──────── Information given ────────

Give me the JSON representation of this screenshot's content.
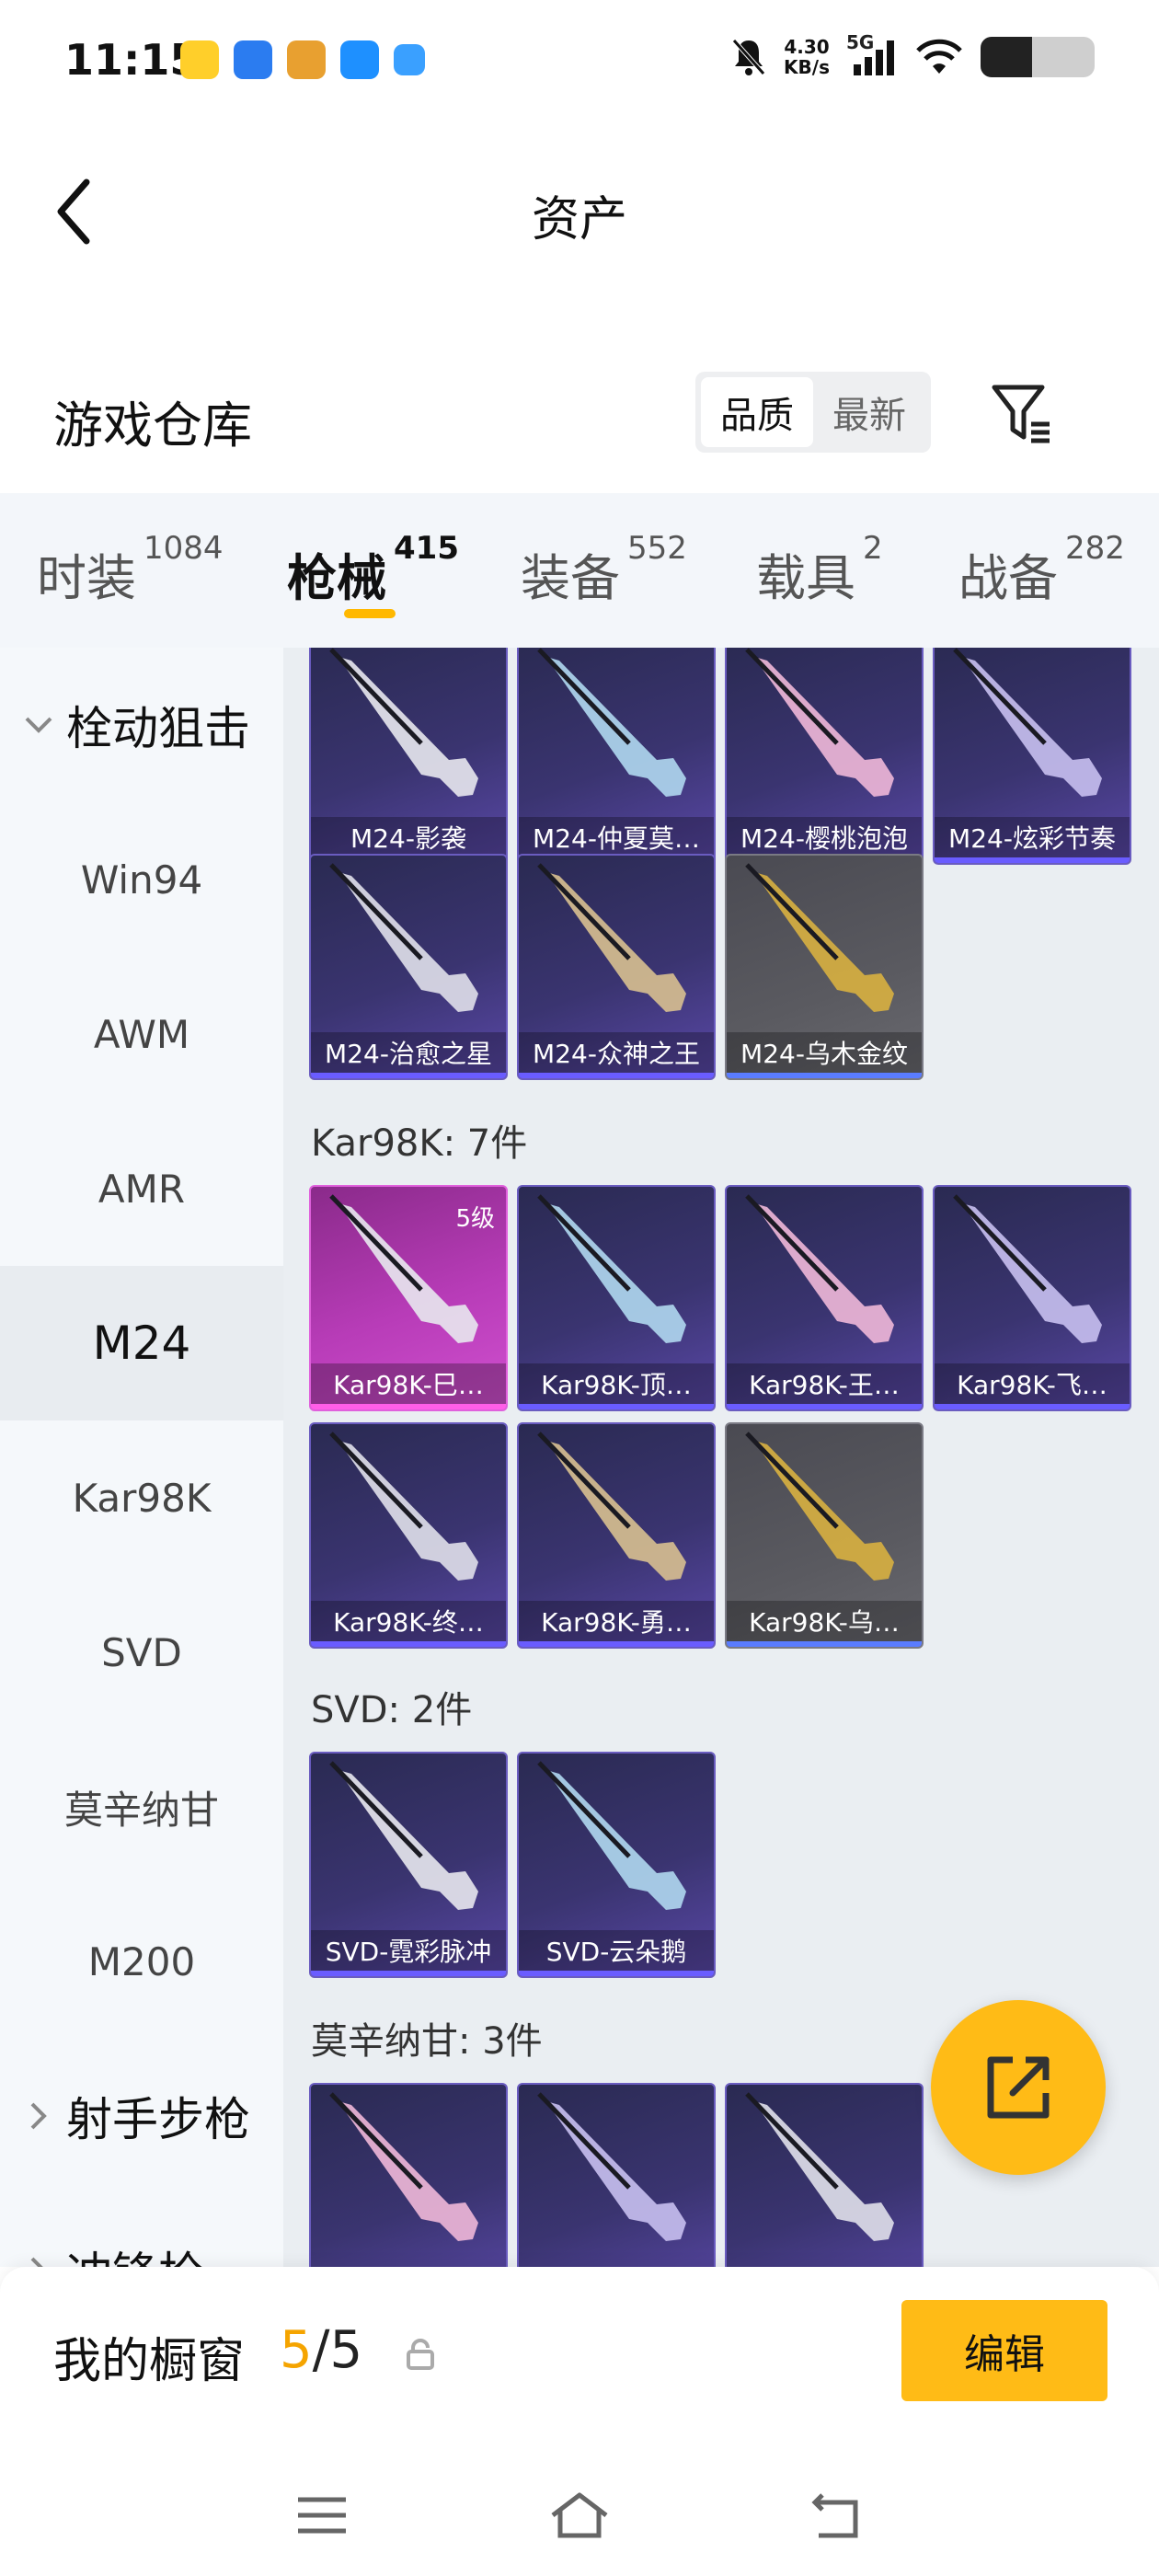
{
  "status_bar": {
    "time": "11:15",
    "net_speed_value": "4.30",
    "net_speed_unit": "KB/s",
    "signal": "5G",
    "battery_percent": 0.45
  },
  "header": {
    "title": "资产",
    "back_icon": "chevron-left-icon"
  },
  "warehouse": {
    "title": "游戏仓库",
    "sort_options": [
      "品质",
      "最新"
    ],
    "sort_active": "品质",
    "filter_icon": "filter-icon"
  },
  "tabs": [
    {
      "label": "时装",
      "count": "1084"
    },
    {
      "label": "枪械",
      "count": "415"
    },
    {
      "label": "装备",
      "count": "552"
    },
    {
      "label": "载具",
      "count": "2"
    },
    {
      "label": "战备",
      "count": "282"
    }
  ],
  "active_tab": "枪械",
  "sidebar": {
    "group_open": "栓动狙击",
    "items": [
      "Win94",
      "AWM",
      "AMR",
      "M24",
      "Kar98K",
      "SVD",
      "莫辛纳甘",
      "M200"
    ],
    "active": "M24",
    "group_collapsed": "射手步枪",
    "group_partial": "冲锋枪"
  },
  "content": {
    "m24_items": [
      "M24-影袭",
      "M24-仲夏莫…",
      "M24-樱桃泡泡",
      "M24-炫彩节奏",
      "M24-治愈之星",
      "M24-众神之王",
      "M24-乌木金纹"
    ],
    "kar98k_header": "Kar98K: 7件",
    "kar98k_items": [
      "Kar98K-巳…",
      "Kar98K-顶…",
      "Kar98K-王…",
      "Kar98K-飞…",
      "Kar98K-终…",
      "Kar98K-勇…",
      "Kar98K-乌…"
    ],
    "kar98k_level": "5级",
    "svd_header": "SVD: 2件",
    "svd_items": [
      "SVD-霓彩脉冲",
      "SVD-云朵鹅"
    ],
    "mosin_header": "莫辛纳甘: 3件"
  },
  "fab_icon": "share-export-icon",
  "bottom": {
    "window_label": "我的橱窗",
    "count_current": "5",
    "count_total": "/5",
    "edit_label": "编辑",
    "lock_icon": "lock-icon"
  },
  "nav": {
    "menu_icon": "menu-icon",
    "home_icon": "home-icon",
    "back_icon": "back-icon"
  },
  "colors": {
    "accent": "#ffbb16",
    "count_highlight": "#f5a400",
    "card_purple": "#3a3470",
    "card_pink": "#b83cb8"
  }
}
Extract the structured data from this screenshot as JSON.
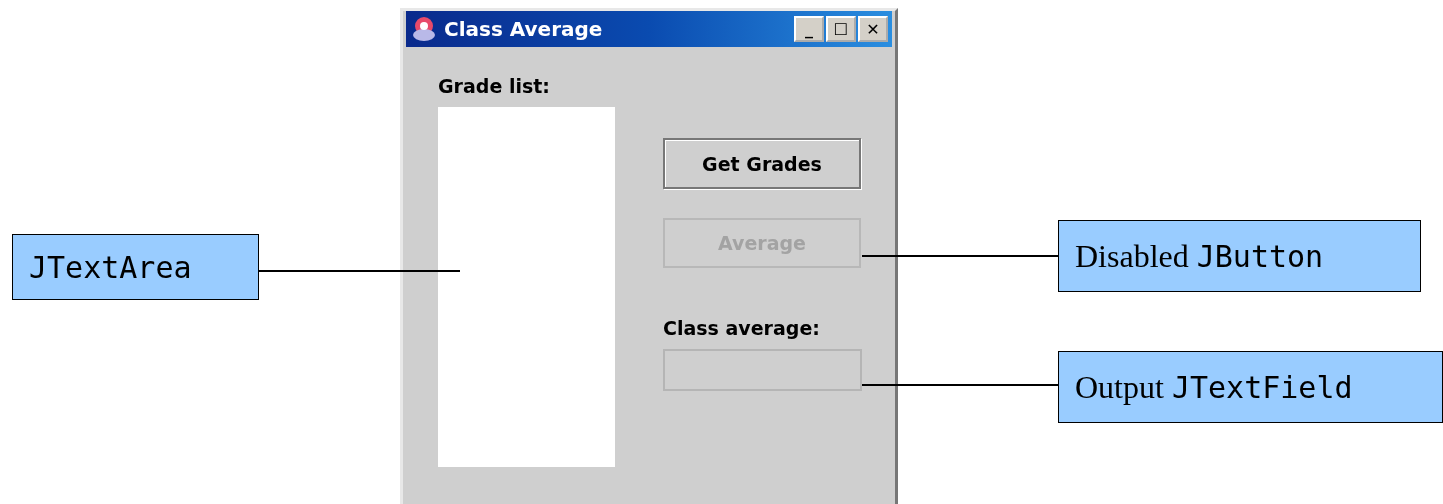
{
  "window": {
    "title": "Class Average"
  },
  "title_buttons": [
    "_",
    "☐",
    "✕"
  ],
  "grade_list": {
    "label": "Grade list:"
  },
  "buttons": [
    {
      "label": "Get Grades",
      "disabled": false
    },
    {
      "label": "Average",
      "disabled": true
    }
  ],
  "class_average": {
    "label": "Class average:"
  },
  "callouts": [
    {
      "code": "JTextArea",
      "kind": "text_area"
    },
    {
      "prefix": "Disabled ",
      "code": "JButton",
      "kind": "button"
    },
    {
      "prefix": "Output ",
      "code": "JTextField",
      "kind": "field"
    }
  ]
}
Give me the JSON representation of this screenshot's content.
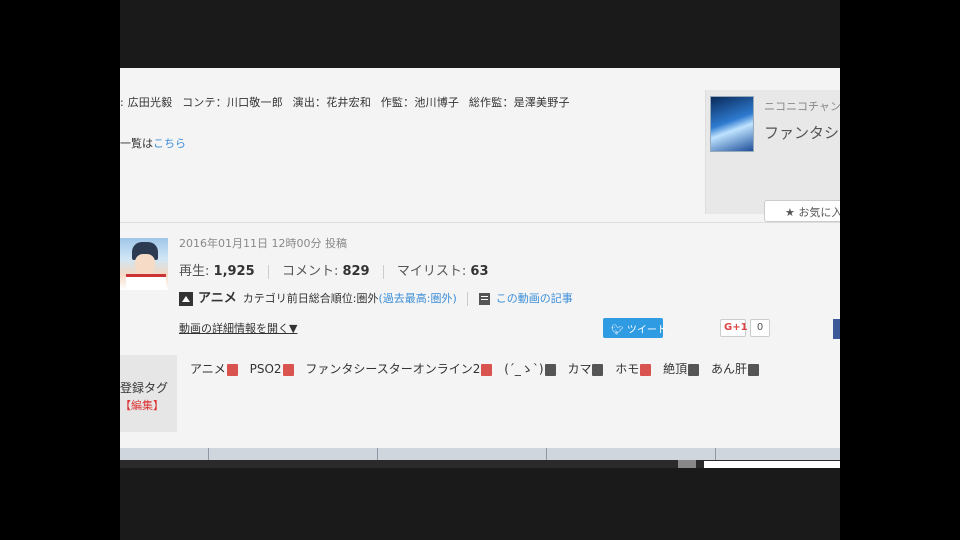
{
  "credits": {
    "items": [
      ": 広田光毅",
      "コンテ：川口敬一郎",
      "演出：花井宏和",
      "作監：池川博子",
      "総作監：是澤美野子"
    ]
  },
  "episode_list": {
    "prefix": "一覧は",
    "link": "こちら"
  },
  "channel": {
    "name": "ニコニコチャン",
    "title": "ファンタシー ジ アニメー",
    "fav_button": "★ お気に入"
  },
  "video": {
    "post_date": "2016年01月11日 12時00分 投稿",
    "views_label": "再生:",
    "views": "1,925",
    "comments_label": "コメント:",
    "comments": "829",
    "mylist_label": "マイリスト:",
    "mylist": "63",
    "category": "アニメ",
    "ranking_text": "カテゴリ前日総合順位:圏外",
    "ranking_link": "(過去最高:圏外)",
    "article_link": "この動画の記事",
    "detail_toggle": "動画の詳細情報を開く▼"
  },
  "social": {
    "tweet": "ツイート",
    "gplus": "G+1",
    "gplus_count": "0"
  },
  "tags_section": {
    "label": "登録タグ",
    "edit": "【編集】",
    "tags": [
      {
        "text": "アニメ",
        "icon": "red"
      },
      {
        "text": "PSO2",
        "icon": "red"
      },
      {
        "text": "ファンタシースターオンライン2",
        "icon": "red"
      },
      {
        "text": "(´_ゝ`)",
        "icon": "gray"
      },
      {
        "text": "カマ",
        "icon": "gray"
      },
      {
        "text": "ホモ",
        "icon": "red"
      },
      {
        "text": "絶頂",
        "icon": "gray"
      },
      {
        "text": "あん肝",
        "icon": "gray"
      }
    ]
  },
  "colors": {
    "link": "#3b8ed8",
    "tweet": "#2f9be3",
    "tag_red": "#d9534f",
    "tag_gray": "#555555"
  }
}
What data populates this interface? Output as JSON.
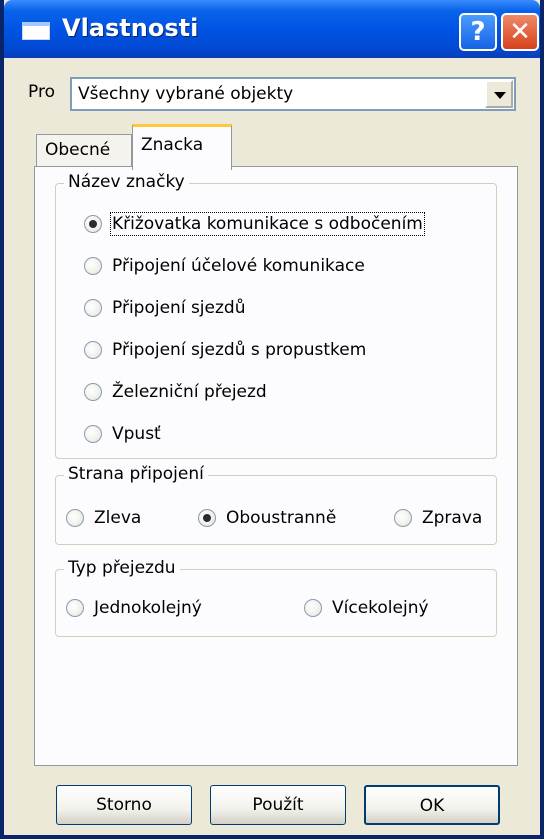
{
  "window": {
    "title": "Vlastnosti",
    "help_glyph": "?",
    "close_glyph": "✕"
  },
  "pro": {
    "label": "Pro",
    "selected": "Všechny vybrané objekty"
  },
  "tabs": [
    {
      "label": "Obecné",
      "active": false
    },
    {
      "label": "Znacka",
      "active": true
    }
  ],
  "nazev_znacky": {
    "legend": "Název značky",
    "options": [
      {
        "label": "Křižovatka komunikace s odbočením",
        "checked": true
      },
      {
        "label": "Připojení účelové komunikace",
        "checked": false
      },
      {
        "label": "Připojení sjezdů",
        "checked": false
      },
      {
        "label": "Připojení sjezdů s propustkem",
        "checked": false
      },
      {
        "label": "Železniční přejezd",
        "checked": false
      },
      {
        "label": "Vpusť",
        "checked": false
      }
    ]
  },
  "strana_pripojeni": {
    "legend": "Strana připojení",
    "options": [
      {
        "label": "Zleva",
        "checked": false
      },
      {
        "label": "Oboustranně",
        "checked": true
      },
      {
        "label": "Zprava",
        "checked": false
      }
    ]
  },
  "typ_prejezdu": {
    "legend": "Typ přejezdu",
    "options": [
      {
        "label": "Jednokolejný",
        "checked": false
      },
      {
        "label": "Vícekolejný",
        "checked": false
      }
    ]
  },
  "buttons": {
    "storno": "Storno",
    "pouzit": "Použít",
    "ok": "OK"
  }
}
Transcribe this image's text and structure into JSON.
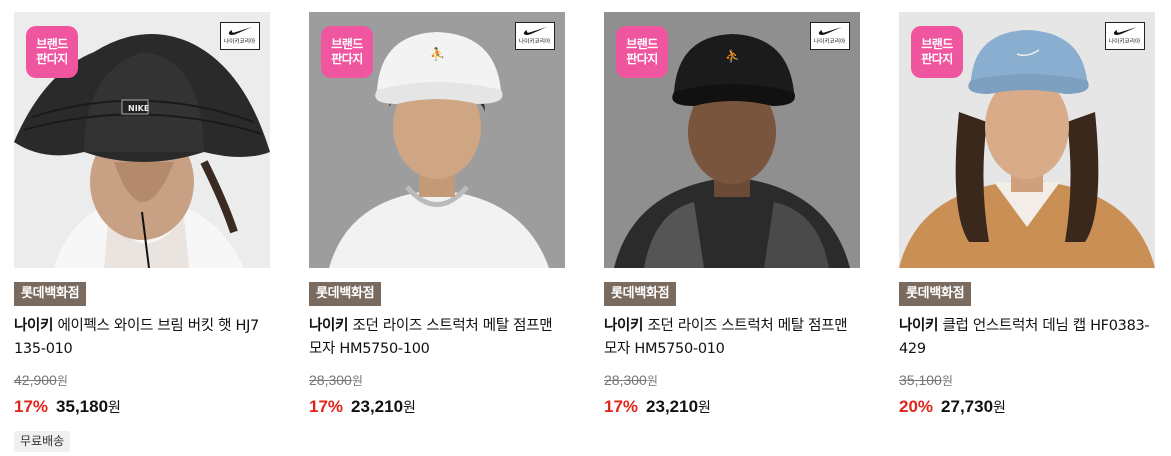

────────

## [Exercise goal]
Report how many lines of the records above contain the word "komunikace", and give only that number.

## [Exercise output]
2